▶
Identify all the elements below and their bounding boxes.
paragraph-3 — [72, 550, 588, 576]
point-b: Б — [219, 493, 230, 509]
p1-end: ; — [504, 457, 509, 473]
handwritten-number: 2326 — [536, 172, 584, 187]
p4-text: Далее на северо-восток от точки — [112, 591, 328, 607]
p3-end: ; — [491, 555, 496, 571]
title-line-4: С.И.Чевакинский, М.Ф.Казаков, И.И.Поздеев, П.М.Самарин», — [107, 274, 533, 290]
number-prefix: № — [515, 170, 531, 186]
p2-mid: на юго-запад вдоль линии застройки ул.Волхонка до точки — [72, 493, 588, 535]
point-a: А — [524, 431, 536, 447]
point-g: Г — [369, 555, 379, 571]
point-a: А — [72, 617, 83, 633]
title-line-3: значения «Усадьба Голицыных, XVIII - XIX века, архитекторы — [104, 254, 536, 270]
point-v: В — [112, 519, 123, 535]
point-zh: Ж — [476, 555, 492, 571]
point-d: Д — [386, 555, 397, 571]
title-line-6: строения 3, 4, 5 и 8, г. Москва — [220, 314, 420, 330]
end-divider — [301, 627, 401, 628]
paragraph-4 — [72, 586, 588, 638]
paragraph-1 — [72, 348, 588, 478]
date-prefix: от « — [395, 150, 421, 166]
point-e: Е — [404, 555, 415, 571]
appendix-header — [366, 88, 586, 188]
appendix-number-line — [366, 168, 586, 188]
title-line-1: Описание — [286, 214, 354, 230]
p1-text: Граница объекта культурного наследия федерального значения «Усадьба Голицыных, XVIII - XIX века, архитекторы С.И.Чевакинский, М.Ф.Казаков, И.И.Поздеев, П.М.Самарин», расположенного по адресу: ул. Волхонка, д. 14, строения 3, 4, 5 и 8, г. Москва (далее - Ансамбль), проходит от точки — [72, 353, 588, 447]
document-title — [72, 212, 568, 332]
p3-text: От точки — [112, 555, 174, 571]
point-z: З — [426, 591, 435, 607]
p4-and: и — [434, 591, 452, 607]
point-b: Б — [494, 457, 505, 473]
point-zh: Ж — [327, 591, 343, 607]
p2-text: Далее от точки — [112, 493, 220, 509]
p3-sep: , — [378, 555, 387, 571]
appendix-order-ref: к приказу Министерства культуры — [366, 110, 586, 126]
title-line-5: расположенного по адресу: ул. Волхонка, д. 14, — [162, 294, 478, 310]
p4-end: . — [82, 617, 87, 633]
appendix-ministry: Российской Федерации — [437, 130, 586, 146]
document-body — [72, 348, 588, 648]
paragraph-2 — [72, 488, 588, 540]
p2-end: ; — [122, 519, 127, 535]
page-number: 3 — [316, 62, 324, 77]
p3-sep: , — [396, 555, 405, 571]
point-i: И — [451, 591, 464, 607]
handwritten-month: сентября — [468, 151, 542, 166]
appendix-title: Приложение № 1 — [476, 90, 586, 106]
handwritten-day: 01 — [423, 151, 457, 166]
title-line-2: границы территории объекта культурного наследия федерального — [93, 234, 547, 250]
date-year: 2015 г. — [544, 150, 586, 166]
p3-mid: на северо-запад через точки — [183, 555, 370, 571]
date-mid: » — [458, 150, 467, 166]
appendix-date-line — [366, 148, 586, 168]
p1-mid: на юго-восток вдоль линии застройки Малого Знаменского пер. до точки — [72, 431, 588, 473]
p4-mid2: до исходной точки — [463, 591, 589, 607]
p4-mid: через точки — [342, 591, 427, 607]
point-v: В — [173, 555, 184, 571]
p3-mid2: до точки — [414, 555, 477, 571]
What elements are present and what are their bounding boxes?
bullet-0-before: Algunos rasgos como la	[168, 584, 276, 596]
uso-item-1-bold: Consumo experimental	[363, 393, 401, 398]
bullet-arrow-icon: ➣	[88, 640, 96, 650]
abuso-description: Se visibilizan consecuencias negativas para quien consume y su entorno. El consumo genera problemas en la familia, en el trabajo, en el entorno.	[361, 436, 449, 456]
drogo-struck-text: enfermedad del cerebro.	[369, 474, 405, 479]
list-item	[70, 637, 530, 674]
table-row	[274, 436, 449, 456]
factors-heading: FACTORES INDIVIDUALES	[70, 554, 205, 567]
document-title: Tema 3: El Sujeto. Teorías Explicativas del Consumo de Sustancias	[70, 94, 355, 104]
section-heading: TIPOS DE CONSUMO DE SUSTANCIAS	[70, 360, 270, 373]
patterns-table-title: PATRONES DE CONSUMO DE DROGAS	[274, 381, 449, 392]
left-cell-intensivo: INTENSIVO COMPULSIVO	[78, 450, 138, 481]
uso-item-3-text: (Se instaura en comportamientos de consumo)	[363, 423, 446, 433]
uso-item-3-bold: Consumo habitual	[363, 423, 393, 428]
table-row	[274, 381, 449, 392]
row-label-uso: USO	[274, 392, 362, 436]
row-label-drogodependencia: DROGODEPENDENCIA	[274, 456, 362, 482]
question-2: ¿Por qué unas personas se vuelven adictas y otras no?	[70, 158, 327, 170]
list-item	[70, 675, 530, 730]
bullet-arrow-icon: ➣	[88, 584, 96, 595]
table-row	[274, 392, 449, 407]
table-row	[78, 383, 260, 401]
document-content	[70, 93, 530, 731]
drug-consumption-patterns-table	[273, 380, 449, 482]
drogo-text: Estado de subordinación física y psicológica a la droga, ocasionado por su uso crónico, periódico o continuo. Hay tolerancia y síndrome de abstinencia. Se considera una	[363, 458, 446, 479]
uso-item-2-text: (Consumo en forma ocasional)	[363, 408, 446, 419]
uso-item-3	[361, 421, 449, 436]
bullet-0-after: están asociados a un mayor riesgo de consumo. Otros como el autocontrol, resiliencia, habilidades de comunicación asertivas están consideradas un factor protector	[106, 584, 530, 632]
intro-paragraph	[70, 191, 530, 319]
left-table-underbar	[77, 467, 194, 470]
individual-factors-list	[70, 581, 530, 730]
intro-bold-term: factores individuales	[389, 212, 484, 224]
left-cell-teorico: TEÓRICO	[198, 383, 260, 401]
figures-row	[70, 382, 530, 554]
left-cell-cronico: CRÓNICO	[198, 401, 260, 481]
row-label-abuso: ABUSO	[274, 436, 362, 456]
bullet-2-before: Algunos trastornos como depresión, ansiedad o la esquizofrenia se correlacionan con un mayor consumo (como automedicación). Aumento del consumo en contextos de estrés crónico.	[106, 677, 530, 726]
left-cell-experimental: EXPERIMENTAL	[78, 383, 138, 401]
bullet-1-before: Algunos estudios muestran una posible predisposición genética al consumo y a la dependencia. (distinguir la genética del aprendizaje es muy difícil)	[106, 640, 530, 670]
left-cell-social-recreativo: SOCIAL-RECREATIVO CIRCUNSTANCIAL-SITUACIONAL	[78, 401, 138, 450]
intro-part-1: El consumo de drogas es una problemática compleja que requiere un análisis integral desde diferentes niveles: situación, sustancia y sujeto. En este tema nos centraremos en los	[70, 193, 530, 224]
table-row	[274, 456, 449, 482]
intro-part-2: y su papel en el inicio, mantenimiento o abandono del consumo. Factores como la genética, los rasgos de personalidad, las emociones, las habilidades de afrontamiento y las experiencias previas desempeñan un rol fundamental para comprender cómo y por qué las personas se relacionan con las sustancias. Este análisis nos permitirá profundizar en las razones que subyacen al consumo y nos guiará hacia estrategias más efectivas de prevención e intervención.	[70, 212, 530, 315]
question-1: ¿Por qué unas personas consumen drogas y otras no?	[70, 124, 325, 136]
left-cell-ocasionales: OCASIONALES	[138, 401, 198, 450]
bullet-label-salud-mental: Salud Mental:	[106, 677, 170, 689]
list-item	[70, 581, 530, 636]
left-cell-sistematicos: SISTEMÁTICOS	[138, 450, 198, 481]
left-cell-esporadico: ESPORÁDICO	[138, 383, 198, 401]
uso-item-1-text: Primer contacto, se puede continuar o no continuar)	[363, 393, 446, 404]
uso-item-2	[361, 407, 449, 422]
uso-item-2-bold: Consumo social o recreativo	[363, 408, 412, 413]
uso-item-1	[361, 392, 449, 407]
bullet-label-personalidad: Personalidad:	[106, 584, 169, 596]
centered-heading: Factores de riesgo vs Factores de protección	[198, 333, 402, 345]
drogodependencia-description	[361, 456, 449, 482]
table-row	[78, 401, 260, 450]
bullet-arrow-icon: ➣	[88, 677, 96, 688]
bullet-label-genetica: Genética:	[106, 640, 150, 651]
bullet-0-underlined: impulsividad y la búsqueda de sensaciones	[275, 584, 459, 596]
◀
**WHAT YOU SHOULD DO:** Transcribe the data from its first line through the line holding "title-line-1: Описание — [286, 214, 354, 230]", inclusive, reproducing every line without change.

**SOLUTION TO THIS PROBLEM:**
Identify all the elements below and their bounding boxes.
paragraph-3 — [72, 550, 588, 576]
point-b: Б — [219, 493, 230, 509]
p1-end: ; — [504, 457, 509, 473]
handwritten-number: 2326 — [536, 172, 584, 187]
p4-text: Далее на северо-восток от точки — [112, 591, 328, 607]
p3-end: ; — [491, 555, 496, 571]
title-line-4: С.И.Чевакинский, М.Ф.Казаков, И.И.Поздеев, П.М.Самарин», — [107, 274, 533, 290]
number-prefix: № — [515, 170, 531, 186]
p2-mid: на юго-запад вдоль линии застройки ул.Волхонка до точки — [72, 493, 588, 535]
point-a: А — [524, 431, 536, 447]
point-g: Г — [369, 555, 379, 571]
point-a: А — [72, 617, 83, 633]
title-line-3: значения «Усадьба Голицыных, XVIII - XIX века, архитекторы — [104, 254, 536, 270]
point-v: В — [112, 519, 123, 535]
point-zh: Ж — [476, 555, 492, 571]
point-d: Д — [386, 555, 397, 571]
title-line-6: строения 3, 4, 5 и 8, г. Москва — [220, 314, 420, 330]
end-divider — [301, 627, 401, 628]
paragraph-4 — [72, 586, 588, 638]
paragraph-1 — [72, 348, 588, 478]
date-prefix: от « — [395, 150, 421, 166]
point-e: Е — [404, 555, 415, 571]
appendix-header — [366, 88, 586, 188]
appendix-number-line — [366, 168, 586, 188]
title-line-1: Описание — [286, 214, 354, 230]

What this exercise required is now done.